*The records*:
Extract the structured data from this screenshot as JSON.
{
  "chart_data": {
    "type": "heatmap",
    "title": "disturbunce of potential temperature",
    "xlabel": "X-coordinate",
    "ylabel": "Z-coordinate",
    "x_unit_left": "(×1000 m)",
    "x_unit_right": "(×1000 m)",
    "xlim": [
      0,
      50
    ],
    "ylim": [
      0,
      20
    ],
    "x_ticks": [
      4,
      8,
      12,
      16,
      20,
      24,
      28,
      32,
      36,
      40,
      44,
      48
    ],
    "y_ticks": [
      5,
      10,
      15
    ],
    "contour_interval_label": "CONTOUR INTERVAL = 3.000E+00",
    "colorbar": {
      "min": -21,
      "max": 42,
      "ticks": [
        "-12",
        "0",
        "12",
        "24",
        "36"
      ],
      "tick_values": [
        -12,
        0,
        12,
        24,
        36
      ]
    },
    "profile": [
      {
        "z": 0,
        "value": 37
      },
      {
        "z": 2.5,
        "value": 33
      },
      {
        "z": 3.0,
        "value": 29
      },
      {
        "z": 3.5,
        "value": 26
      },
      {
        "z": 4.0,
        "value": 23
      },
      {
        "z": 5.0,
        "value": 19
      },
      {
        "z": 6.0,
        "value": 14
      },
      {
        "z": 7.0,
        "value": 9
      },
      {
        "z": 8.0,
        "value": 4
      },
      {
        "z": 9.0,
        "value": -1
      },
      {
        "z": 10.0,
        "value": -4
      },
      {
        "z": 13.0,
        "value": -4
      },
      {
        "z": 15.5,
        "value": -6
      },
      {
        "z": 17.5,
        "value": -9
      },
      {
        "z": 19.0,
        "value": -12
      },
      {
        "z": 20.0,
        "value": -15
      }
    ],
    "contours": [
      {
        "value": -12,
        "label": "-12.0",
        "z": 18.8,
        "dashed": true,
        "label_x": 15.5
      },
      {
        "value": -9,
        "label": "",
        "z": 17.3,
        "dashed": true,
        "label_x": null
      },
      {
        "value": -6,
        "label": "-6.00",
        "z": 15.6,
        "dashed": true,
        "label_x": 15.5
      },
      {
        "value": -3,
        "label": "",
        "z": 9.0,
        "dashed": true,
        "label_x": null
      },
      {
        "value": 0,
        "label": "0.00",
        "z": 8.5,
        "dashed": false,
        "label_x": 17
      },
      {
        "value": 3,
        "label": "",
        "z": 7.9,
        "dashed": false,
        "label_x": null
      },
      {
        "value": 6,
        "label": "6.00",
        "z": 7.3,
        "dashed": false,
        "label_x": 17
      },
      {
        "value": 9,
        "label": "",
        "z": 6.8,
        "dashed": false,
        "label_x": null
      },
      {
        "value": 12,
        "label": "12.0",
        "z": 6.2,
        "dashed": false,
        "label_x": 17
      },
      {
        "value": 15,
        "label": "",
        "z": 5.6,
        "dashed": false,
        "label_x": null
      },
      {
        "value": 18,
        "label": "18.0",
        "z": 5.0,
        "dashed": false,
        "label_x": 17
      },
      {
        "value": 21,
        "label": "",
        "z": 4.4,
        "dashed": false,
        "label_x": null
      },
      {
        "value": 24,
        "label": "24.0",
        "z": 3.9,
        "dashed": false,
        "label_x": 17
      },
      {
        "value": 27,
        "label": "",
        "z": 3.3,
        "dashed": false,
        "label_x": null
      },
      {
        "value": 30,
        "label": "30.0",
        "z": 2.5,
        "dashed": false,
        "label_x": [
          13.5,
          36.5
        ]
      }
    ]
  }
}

*Problem to work on*:
Among the records above, find each line holding the string "coordinate" and pull it out.

*Solution to this task*:
    "xlabel": "X-coordinate",
    "ylabel": "Z-coordinate",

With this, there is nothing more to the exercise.